[Stored data]

_____

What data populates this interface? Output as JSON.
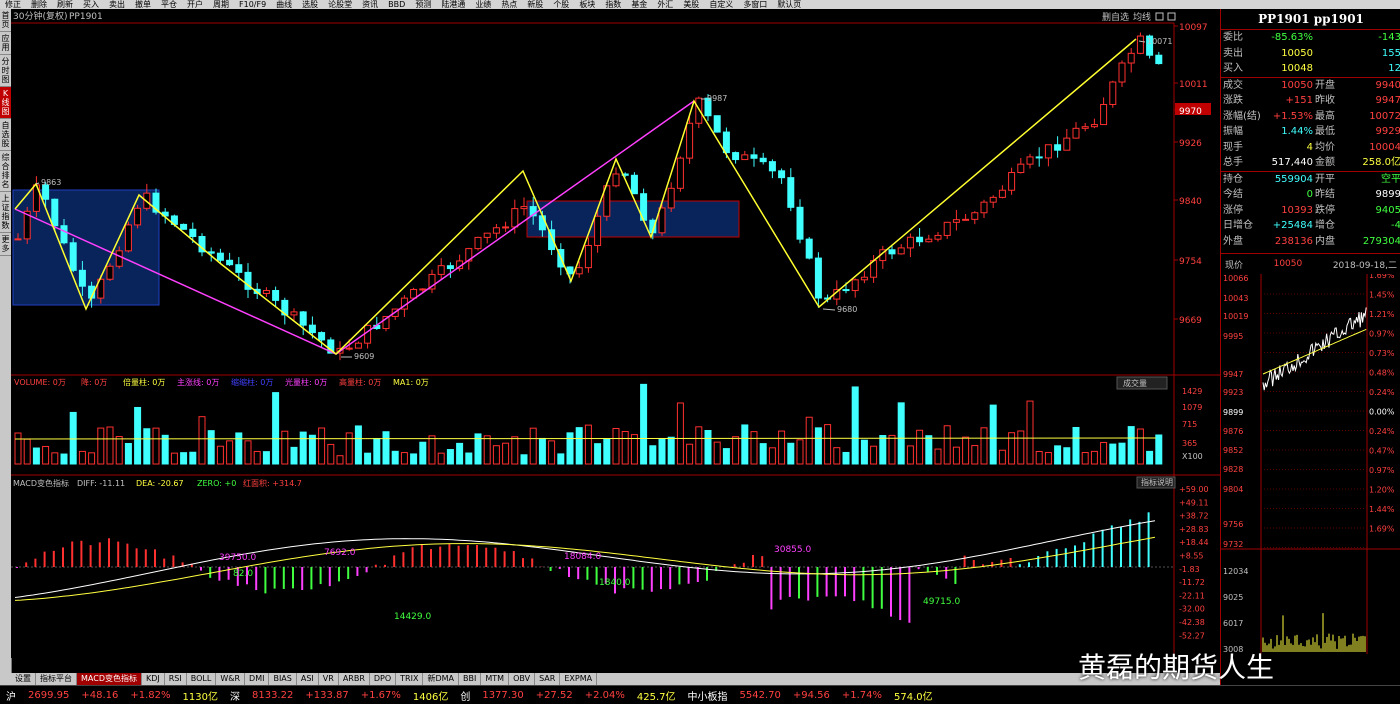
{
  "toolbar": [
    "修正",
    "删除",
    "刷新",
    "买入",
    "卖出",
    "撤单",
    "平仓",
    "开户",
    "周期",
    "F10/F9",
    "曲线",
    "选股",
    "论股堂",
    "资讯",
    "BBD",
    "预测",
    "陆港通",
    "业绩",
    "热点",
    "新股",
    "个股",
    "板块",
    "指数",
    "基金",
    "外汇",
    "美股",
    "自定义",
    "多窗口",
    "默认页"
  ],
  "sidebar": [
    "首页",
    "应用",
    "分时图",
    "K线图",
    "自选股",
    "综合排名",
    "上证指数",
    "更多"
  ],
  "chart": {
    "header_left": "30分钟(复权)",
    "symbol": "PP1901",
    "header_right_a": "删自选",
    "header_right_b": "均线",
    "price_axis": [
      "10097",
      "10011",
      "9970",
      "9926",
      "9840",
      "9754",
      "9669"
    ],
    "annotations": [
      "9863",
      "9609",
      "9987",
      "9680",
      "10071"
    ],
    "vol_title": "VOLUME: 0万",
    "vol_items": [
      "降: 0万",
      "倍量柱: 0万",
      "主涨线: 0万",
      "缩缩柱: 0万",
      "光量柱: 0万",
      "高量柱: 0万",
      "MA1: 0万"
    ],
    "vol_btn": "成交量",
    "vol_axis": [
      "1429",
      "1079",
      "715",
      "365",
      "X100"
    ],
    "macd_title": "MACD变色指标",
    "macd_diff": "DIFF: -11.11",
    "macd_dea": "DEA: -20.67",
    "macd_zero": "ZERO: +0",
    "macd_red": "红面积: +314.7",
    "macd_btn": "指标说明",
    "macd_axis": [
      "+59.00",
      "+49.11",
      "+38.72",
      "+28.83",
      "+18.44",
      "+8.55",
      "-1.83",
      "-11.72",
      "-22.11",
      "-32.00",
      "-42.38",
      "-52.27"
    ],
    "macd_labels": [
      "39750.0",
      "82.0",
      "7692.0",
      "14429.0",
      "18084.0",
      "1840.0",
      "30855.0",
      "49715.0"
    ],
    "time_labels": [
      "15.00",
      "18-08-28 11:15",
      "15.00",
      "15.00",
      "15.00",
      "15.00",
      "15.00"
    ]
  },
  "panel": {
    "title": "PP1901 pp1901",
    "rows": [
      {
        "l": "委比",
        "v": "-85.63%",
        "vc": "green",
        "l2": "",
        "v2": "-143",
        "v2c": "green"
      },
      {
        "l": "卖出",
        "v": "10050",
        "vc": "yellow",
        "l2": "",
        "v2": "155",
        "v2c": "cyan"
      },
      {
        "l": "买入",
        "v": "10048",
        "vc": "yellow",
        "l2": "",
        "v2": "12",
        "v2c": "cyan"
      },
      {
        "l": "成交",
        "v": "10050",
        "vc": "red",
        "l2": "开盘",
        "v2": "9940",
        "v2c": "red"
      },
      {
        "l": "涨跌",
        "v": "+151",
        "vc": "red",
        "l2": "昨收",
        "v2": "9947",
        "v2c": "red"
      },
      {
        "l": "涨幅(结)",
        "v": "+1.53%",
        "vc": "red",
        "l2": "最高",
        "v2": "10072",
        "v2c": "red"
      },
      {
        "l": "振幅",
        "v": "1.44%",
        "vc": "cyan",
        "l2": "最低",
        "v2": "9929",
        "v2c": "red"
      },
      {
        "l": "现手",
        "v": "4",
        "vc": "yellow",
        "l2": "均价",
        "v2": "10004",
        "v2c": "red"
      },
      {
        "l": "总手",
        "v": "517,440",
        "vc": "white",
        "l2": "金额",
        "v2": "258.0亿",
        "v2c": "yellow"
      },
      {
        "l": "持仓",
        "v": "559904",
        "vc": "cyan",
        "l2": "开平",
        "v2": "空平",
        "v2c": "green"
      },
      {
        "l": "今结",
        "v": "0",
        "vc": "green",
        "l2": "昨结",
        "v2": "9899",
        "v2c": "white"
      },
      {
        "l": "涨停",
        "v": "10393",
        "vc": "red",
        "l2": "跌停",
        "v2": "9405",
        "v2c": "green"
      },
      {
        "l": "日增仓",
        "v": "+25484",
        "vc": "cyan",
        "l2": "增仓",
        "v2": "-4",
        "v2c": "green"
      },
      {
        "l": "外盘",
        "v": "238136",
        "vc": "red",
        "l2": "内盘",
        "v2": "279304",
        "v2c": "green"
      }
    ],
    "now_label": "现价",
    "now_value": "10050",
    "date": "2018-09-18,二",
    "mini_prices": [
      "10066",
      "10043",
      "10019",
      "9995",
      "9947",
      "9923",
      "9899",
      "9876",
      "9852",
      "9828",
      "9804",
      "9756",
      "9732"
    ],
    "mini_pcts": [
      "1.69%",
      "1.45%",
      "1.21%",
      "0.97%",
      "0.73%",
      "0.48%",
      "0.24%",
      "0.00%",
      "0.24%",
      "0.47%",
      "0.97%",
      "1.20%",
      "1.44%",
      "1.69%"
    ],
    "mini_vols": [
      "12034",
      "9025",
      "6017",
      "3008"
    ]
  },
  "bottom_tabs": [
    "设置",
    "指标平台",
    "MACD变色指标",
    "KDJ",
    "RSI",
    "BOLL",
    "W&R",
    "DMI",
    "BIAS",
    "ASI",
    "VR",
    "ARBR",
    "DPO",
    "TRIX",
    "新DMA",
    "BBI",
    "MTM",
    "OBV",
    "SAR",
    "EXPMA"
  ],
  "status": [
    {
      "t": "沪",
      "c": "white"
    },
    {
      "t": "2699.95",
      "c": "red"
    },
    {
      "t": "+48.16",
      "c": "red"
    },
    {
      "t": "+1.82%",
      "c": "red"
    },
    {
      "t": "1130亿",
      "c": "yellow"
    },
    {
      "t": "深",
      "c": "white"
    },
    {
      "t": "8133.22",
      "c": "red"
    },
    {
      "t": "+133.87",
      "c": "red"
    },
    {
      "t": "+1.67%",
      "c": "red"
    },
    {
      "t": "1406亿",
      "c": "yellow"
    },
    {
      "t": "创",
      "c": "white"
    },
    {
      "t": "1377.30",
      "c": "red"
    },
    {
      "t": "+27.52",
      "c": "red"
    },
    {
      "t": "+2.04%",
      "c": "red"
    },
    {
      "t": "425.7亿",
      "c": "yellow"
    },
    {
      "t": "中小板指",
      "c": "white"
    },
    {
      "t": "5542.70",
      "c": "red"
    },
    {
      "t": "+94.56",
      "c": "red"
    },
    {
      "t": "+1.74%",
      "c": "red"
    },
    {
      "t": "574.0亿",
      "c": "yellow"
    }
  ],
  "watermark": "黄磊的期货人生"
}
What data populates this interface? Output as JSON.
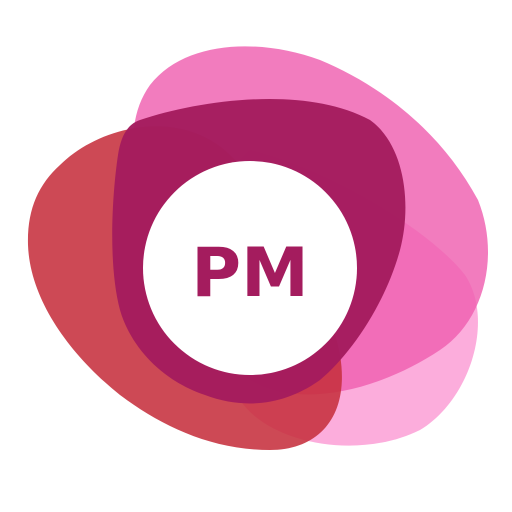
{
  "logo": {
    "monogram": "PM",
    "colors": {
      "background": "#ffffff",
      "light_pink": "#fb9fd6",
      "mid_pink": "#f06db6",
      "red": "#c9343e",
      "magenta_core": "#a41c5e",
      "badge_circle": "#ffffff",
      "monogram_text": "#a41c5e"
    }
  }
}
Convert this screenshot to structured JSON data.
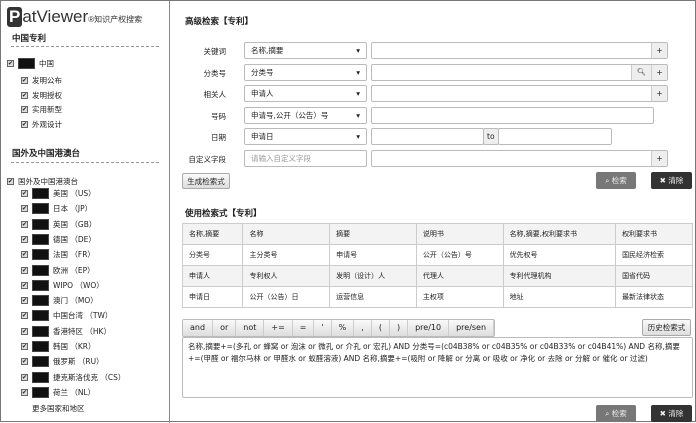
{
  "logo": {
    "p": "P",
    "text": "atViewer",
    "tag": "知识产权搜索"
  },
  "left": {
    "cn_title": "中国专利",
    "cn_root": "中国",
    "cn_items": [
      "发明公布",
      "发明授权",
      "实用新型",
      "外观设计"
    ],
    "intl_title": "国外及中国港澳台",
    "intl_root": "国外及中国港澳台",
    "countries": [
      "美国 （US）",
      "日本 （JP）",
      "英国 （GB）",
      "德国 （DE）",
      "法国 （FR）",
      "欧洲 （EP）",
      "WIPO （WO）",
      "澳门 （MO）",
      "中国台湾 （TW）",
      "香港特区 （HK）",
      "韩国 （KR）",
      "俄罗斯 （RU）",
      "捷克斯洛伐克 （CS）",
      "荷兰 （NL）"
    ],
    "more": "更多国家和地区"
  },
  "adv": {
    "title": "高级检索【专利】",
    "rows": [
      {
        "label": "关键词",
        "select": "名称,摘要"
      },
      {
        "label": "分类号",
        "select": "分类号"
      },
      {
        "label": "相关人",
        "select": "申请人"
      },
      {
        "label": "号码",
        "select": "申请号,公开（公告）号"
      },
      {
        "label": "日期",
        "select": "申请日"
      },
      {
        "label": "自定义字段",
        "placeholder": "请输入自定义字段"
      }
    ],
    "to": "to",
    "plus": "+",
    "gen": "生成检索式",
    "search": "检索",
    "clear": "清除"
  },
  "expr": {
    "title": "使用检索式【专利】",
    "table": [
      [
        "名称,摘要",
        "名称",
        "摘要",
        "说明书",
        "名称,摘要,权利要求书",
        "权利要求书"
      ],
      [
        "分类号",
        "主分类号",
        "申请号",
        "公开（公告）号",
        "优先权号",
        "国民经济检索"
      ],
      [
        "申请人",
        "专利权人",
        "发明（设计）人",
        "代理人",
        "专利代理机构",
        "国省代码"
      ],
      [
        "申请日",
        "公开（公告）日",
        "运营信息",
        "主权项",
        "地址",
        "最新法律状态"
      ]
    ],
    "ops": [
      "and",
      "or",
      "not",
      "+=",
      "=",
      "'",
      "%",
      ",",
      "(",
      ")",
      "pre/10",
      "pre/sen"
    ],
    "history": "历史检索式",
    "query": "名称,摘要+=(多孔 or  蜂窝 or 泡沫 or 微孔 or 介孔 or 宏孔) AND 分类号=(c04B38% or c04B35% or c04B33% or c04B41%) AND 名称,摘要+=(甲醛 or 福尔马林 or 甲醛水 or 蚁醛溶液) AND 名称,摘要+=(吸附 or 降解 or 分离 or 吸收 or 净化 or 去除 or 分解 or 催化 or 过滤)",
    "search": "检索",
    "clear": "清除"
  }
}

_____

TASK DESCRIPTION → Collect every line from the records above that contains the word "ffffff".

WRITTEN SOLUTION →
      "background": "#ffffff",
      "badge_circle": "#ffffff",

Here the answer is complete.